• REQUIREMENTS
Copy every line of the records below where the word "Smith" occurs.

• SUPPLIED DATA
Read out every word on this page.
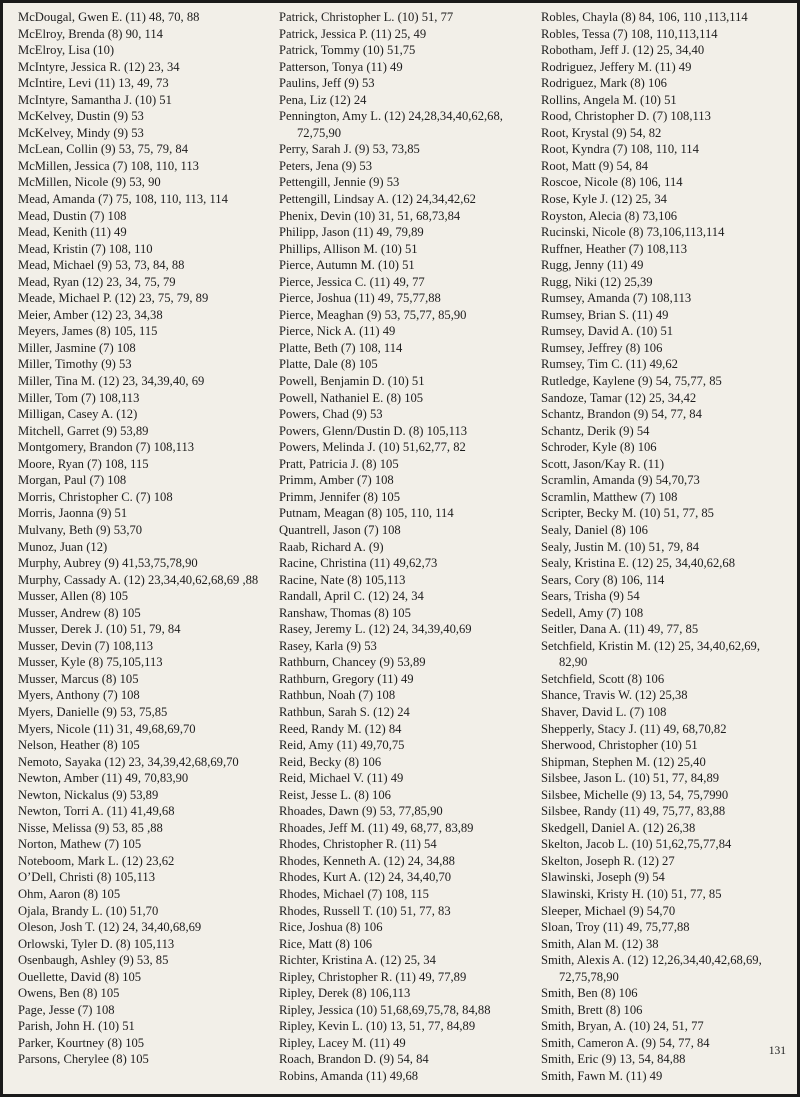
McDougal, Gwen E. (11) 48, 70, 88
McElroy, Brenda (8) 90, 114
McElroy, Lisa (10)
McIntyre, Jessica R. (12) 23, 34
McIntire, Levi (11) 13, 49, 73
McIntyre, Samantha J. (10) 51
McKelvey, Dustin (9) 53
McKelvey, Mindy (9) 53
McLean, Collin (9) 53, 75, 79, 84
McMillen, Jessica (7) 108, 110, 113
McMillen, Nicole (9) 53, 90
Mead, Amanda (7) 75, 108, 110, 113, 114
Mead, Dustin (7) 108
Mead, Kenith (11) 49
Mead, Kristin (7) 108, 110
Mead, Michael (9) 53, 73, 84, 88
Mead, Ryan (12) 23, 34, 75, 79
Meade, Michael P. (12) 23, 75, 79, 89
Meier, Amber (12) 23, 34,38
Meyers, James (8) 105, 115
Miller, Jasmine (7) 108
Miller, Timothy (9) 53
Miller, Tina M. (12) 23, 34,39,40, 69
Miller, Tom (7) 108,113
Milligan, Casey A. (12)
Mitchell, Garret (9) 53,89
Montgomery, Brandon (7) 108,113
Moore, Ryan (7) 108, 115
Morgan, Paul (7) 108
Morris, Christopher C. (7) 108
Morris, Jaonna (9) 51
Mulvany, Beth (9) 53,70
Munoz, Juan (12)
Murphy, Aubrey (9) 41,53,75,78,90
Murphy, Cassady A. (12) 23,34,40,62,68,69 ,88
Musser, Allen (8) 105
Musser, Andrew (8) 105
Musser, Derek J. (10) 51, 79, 84
Musser, Devin (7) 108,113
Musser, Kyle (8) 75,105,113
Musser, Marcus (8) 105
Myers, Anthony (7) 108
Myers, Danielle (9) 53, 75,85
Myers, Nicole (11) 31, 49,68,69,70
Nelson, Heather (8) 105
Nemoto, Sayaka (12) 23, 34,39,42,68,69,70
Newton, Amber (11) 49, 70,83,90
Newton, Nickalus (9) 53,89
Newton, Torri A. (11) 41,49,68
Nisse, Melissa (9) 53, 85 ,88
Norton, Mathew (7) 105
Noteboom, Mark L. (12) 23,62
O’Dell, Christi (8) 105,113
Ohm, Aaron (8) 105
Ojala, Brandy L. (10) 51,70
Oleson, Josh T. (12) 24, 34,40,68,69
Orlowski, Tyler D. (8) 105,113
Osenbaugh, Ashley (9) 53, 85
Ouellette, David (8) 105
Owens, Ben (8) 105
Page, Jesse (7) 108
Parish, John H. (10) 51
Parker, Kourtney (8) 105
Parsons, Cherylee (8) 105
Patrick, Christopher L. (10) 51, 77
Patrick, Jessica P. (11) 25, 49
Patrick, Tommy (10) 51,75
Patterson, Tonya (11) 49
Paulins, Jeff (9) 53
Pena, Liz (12) 24
Pennington, Amy L. (12) 24,28,34,40,62,68, 72,75,90
Perry, Sarah J. (9) 53, 73,85
Peters, Jena (9) 53
Pettengill, Jennie (9) 53
Pettengill, Lindsay A. (12) 24,34,42,62
Phenix, Devin (10) 31, 51, 68,73,84
Philipp, Jason (11) 49, 79,89
Phillips, Allison M. (10) 51
Pierce, Autumn M. (10) 51
Pierce, Jessica C. (11) 49, 77
Pierce, Joshua (11) 49, 75,77,88
Pierce, Meaghan (9) 53, 75,77, 85,90
Pierce, Nick A. (11) 49
Platte, Beth (7) 108, 114
Platte, Dale (8) 105
Powell, Benjamin D. (10) 51
Powell, Nathaniel E. (8) 105
Powers, Chad (9) 53
Powers, Glenn/Dustin D. (8) 105,113
Powers, Melinda J. (10) 51,62,77, 82
Pratt, Patricia J. (8) 105
Primm, Amber (7) 108
Primm, Jennifer (8) 105
Putnam, Meagan (8) 105, 110, 114
Quantrell, Jason (7) 108
Raab, Richard A. (9)
Racine, Christina (11) 49,62,73
Racine, Nate (8) 105,113
Randall, April C. (12) 24, 34
Ranshaw, Thomas (8) 105
Rasey, Jeremy L. (12) 24, 34,39,40,69
Rasey, Karla (9) 53
Rathburn, Chancey (9) 53,89
Rathburn, Gregory (11) 49
Rathbun, Noah (7) 108
Rathbun, Sarah S. (12) 24
Reed, Randy M. (12) 84
Reid, Amy (11) 49,70,75
Reid, Becky (8) 106
Reid, Michael V. (11) 49
Reist, Jesse L. (8) 106
Rhoades, Dawn (9) 53, 77,85,90
Rhoades, Jeff M. (11) 49, 68,77, 83,89
Rhodes, Christopher R. (11) 54
Rhodes, Kenneth A. (12) 24, 34,88
Rhodes, Kurt A. (12) 24, 34,40,70
Rhodes, Michael (7) 108, 115
Rhodes, Russell T. (10) 51, 77, 83
Rice, Joshua (8) 106
Rice, Matt (8) 106
Richter, Kristina A. (12) 25, 34
Ripley, Christopher R. (11) 49, 77,89
Ripley, Derek (8) 106,113
Ripley, Jessica (10) 51,68,69,75,78, 84,88
Ripley, Kevin L. (10) 13, 51, 77, 84,89
Ripley, Lacey M. (11) 49
Roach, Brandon D. (9) 54, 84
Robins, Amanda (11) 49,68
Robles, Chayla (8) 84, 106, 110 ,113,114
Robles, Tessa (7) 108, 110,113,114
Robotham, Jeff J. (12) 25, 34,40
Rodriguez, Jeffery M. (11) 49
Rodriguez, Mark (8) 106
Rollins, Angela M. (10) 51
Rood, Christopher D. (7) 108,113
Root, Krystal (9) 54, 82
Root, Kyndra (7) 108, 110, 114
Root, Matt (9) 54, 84
Roscoe, Nicole (8) 106, 114
Rose, Kyle J. (12) 25, 34
Royston, Alecia (8) 73,106
Rucinski, Nicole (8) 73,106,113,114
Ruffner, Heather (7) 108,113
Rugg, Jenny (11) 49
Rugg, Niki (12) 25,39
Rumsey, Amanda (7) 108,113
Rumsey, Brian S. (11) 49
Rumsey, David A. (10) 51
Rumsey, Jeffrey (8) 106
Rumsey, Tim C. (11) 49,62
Rutledge, Kaylene (9) 54, 75,77, 85
Sandoze, Tamar (12) 25, 34,42
Schantz, Brandon (9) 54, 77, 84
Schantz, Derik (9) 54
Schroder, Kyle (8) 106
Scott, Jason/Kay R. (11)
Scramlin, Amanda (9) 54,70,73
Scramlin, Matthew (7) 108
Scripter, Becky M. (10) 51, 77, 85
Sealy, Daniel (8) 106
Sealy, Justin M. (10) 51, 79, 84
Sealy, Kristina E. (12) 25, 34,40,62,68
Sears, Cory (8) 106, 114
Sears, Trisha (9) 54
Sedell, Amy (7) 108
Seitler, Dana A. (11) 49, 77, 85
Setchfield, Kristin M. (12) 25, 34,40,62,69, 82,90
Setchfield, Scott (8) 106
Shance, Travis W. (12) 25,38
Shaver, David L. (7) 108
Shepperly, Stacy J. (11) 49, 68,70,82
Sherwood, Christopher (10) 51
Shipman, Stephen M. (12) 25,40
Silsbee, Jason L. (10) 51, 77, 84,89
Silsbee, Michelle (9) 13, 54, 75,7990
Silsbee, Randy (11) 49, 75,77, 83,88
Skedgell, Daniel A. (12) 26,38
Skelton, Jacob L. (10) 51,62,75,77,84
Skelton, Joseph R. (12) 27
Slawinski, Joseph (9) 54
Slawinski, Kristy H. (10) 51, 77, 85
Sleeper, Michael (9) 54,70
Sloan, Troy (11) 49, 75,77,88
Smith, Alan M. (12) 38
Smith, Alexis A. (12) 12,26,34,40,42,68,69, 72,75,78,90
Smith, Ben (8) 106
Smith, Brett (8) 106
Smith, Bryan, A. (10) 24, 51, 77
Smith, Cameron A. (9) 54, 77, 84
Smith, Eric (9) 13, 54, 84,88
Smith, Fawn M. (11) 49
131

• RESPONSE
Smith, Alan M. (12) 38
Smith, Alexis A. (12) 12,26,34,40,42,68,69, 72,75,78,90
Smith, Ben (8) 106
Smith, Brett (8) 106
Smith, Bryan, A. (10) 24, 51, 77
Smith, Cameron A. (9) 54, 77, 84
Smith, Eric (9) 13, 54, 84,88
Smith, Fawn M. (11) 49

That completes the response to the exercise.